Text to read »
Pipeline problem

176 views
Skip to first unread message

Mohamed EL MAROUANI

unread,
Jan 13, 2016, 7:55:04 PM1/13/16
to joshua_...@googlegroups.com
Hi,
In order to continue my experiments, I run the Joshua pipeline with a set of corpora (TED datasets) that I prepared in a directory as bellow:

elma@VBUbuntu:~/models/en-fr/input$ ls
dev2010.en-fr.en  dev2010.en-fr.fr  train.en-fr.en  train.en-fr.fr  tst2010.en-fr.en  tst2010.en-fr.fr

When I run the following pipeline command:

$JOSHUA/scripts/training/pipeline.pl  --rundir 1  --type hiero  --lm-gen berkeleylm --lm berkeleylm --corpus input/train.en-fr  --tune input/dev2010.en-fr  --test input/tst2010.en-fr  --source en  --target fr
 

the script is broken in the step [giza-0] with these messages:

[giza-0] rebuilding...
  dep=/home/elma/models/en-fr/1/data/train/splits/corpus.en.0 [CHANGED]
  dep=/home/elma/models/en-fr/1/data/train/splits/corpus.fr.0 [CHANGED]
  dep=alignments/0/model/aligned.grow-diag-final [NOT FOUND]
  cmd=rm -f alignments/0/corpus.0-0.*; /home/elma/git/joshua/scripts/training/run-giza.pl --root-dir alignments/0 -e fr.0 -f en.0 -corpus /home/elma/models/en-fr/1/data/train/splits/corpus -merge grow-diag-final -parallel > alignments/0/giza.log 2>&1
  JOB FAILED (return code 127)
[aligner-combine] rebuilding...
  dep=alignments/0/model/aligned.grow-diag-final [NOT FOUND]
  dep=alignments/training.align [NOT FOUND]
  cmd=cat alignments/0/model/aligned.grow-diag-final > alignments/training.align
  JOB FAILED (return code 1)
cat: alignments/0/model/aligned.grow-diag-final: No such file or directory


I checked these files. they are really not generated.
It is an other problem related to the compilation of giza++, like kenLM? please your help..

Thanks!

--
Mohamed 

Matt Post

unread,
Jan 14, 2016, 2:22:35 PM1/14/16
to joshua_...@googlegroups.com
I'm guessing that GIZA didn't compile. What version of Joshua are you using? Are you using a release version or the github version? Do you see the binaries

GIZA++
snt2cooc.out
mkcls

in $JOSHUA/bin?


--
You received this message because you are subscribed to the Google Groups "Joshua Technical Support" group.
To unsubscribe from this group and stop receiving emails from it, send an email to joshua_suppor...@googlegroups.com.
To post to this group, send email to joshua_...@googlegroups.com.
Visit this group at https://groups.google.com/group/joshua_support.

Directives »
- a) Rewrite the paragraph in the Joshua pipeline thread that begins "I'm guessing that GIZA didn't compile" as a short bulleted list, keeping its main points.
- b) Write what comes next in the Joshua pipeline thread, picking up after its last line.

Listed entries »
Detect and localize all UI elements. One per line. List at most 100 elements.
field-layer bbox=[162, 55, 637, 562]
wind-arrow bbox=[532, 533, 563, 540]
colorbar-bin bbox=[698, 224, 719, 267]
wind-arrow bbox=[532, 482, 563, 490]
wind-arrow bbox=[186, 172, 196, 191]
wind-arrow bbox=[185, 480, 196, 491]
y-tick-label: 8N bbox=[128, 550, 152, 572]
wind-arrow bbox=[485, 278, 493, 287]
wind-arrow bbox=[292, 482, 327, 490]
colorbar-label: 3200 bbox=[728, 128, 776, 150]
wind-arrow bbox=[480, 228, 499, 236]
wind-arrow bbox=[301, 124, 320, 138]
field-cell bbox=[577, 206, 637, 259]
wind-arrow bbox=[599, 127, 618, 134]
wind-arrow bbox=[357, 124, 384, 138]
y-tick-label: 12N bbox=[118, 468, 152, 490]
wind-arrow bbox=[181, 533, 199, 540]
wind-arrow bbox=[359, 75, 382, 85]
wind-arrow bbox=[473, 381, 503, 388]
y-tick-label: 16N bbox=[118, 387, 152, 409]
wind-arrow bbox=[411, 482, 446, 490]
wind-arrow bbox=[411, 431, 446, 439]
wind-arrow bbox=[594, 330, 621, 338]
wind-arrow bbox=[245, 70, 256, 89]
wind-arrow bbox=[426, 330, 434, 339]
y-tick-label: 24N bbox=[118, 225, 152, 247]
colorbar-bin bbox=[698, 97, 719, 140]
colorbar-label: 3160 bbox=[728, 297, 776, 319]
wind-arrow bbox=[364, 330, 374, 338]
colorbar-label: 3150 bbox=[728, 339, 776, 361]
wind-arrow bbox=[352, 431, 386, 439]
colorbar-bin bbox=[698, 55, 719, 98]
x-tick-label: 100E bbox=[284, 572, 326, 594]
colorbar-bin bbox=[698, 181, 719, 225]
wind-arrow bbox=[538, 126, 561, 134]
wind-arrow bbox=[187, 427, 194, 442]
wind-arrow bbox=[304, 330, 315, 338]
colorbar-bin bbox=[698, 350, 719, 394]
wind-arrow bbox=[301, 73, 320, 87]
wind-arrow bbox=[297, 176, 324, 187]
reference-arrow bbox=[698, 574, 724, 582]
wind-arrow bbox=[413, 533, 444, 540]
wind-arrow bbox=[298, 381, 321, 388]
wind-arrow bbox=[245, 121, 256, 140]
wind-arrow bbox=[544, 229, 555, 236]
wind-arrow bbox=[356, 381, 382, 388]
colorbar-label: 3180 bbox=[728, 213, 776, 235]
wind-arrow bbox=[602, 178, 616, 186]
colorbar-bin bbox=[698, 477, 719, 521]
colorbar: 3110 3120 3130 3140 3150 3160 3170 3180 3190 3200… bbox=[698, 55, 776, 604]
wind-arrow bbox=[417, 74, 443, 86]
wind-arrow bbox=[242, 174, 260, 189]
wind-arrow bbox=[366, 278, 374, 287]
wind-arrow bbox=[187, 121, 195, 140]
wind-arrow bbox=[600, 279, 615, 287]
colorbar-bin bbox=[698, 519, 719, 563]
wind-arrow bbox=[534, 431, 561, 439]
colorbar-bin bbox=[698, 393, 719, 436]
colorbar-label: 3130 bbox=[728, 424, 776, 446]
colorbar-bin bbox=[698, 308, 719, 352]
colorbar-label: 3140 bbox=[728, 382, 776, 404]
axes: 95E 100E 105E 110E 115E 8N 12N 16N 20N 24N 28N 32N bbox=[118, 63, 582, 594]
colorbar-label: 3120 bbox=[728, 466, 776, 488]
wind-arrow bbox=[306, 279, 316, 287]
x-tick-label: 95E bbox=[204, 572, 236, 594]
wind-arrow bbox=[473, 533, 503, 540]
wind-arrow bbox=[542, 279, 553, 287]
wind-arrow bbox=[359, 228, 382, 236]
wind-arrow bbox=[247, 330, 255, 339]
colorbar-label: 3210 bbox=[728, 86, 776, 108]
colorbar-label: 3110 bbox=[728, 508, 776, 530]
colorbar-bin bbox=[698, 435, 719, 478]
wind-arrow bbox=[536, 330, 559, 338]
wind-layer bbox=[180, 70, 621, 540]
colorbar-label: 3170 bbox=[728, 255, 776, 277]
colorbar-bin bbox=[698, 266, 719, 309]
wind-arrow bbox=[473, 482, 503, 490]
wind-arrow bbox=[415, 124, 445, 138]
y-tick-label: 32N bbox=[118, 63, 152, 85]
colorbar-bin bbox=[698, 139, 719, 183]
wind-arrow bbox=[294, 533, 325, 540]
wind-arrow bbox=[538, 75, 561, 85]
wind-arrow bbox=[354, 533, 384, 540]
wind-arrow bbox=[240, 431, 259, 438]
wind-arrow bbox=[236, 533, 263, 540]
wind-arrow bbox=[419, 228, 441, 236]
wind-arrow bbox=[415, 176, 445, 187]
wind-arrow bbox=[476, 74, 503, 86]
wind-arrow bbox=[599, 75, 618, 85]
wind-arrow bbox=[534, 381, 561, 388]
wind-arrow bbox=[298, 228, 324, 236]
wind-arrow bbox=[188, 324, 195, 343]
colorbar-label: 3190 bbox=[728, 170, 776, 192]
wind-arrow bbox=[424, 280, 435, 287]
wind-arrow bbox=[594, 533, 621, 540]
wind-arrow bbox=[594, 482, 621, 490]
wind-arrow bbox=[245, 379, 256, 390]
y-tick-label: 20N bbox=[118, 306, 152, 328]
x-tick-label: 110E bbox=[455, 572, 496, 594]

Outputs by task »
- a)
- The likely cause is that GIZA did not compile.
- Which version of Joshua is in use?
- Is it a release version or the GitHub version?
- Are the binaries GIZA++, snt2cooc.out and mkcls present in $JOSHUA/bin?

- b)
For more options, visit https://groups.google.com/d/optout.

Mohamed EL MAROUANI

unread,
Jan 14, 2016, 3:50:06 PM1/14/16
to joshua_...@googlegroups.com
The version used is 6.0.5 getting from the github repository.

The binaries GIZA++ and snt2cooc.out are in the path:  $JOSHUA/bin/giza-pp/GIZA++-v2
and the mkcls is in $JOSHUA/bin/giza-pp/mkcls-v2

Matt Post

unread,
Jan 14, 2016, 3:53:34 PM1/14/16
to joshua_...@googlegroups.com
The binaries should be directly in $JOSHUA/bin:

$JOSHUA/bin/mkcls
$JOSHUA/bin/GIZA++
$JOSHUA/bin/snt2cooc.out

Is this the case?

If you're having trouble with GIZA, you could use the Berkeley aligner (pass "--aligner berkeley" to the pipeline).

matt

Mohamed EL MAROUANI

unread,
Jan 15, 2016, 8:03:47 PM1/15/16
to joshua_...@googlegroups.com

I rebuilt Joshua, and I find that the problem of the three binaries location was caused by automatic building option in Eclipse which overwrite bin directory.

Now, the bin directory is like the following:

elma@VBUbuntu:~/git/joshua/bin$ ls
bleu  decoder  extract-1best  GIZA++  joshua-decoder  meteor  mkcls  pipeline.pl  snt2cooc.out

But the pipeline command is broken also in the same step with other error code:

[giza-0] rebuilding...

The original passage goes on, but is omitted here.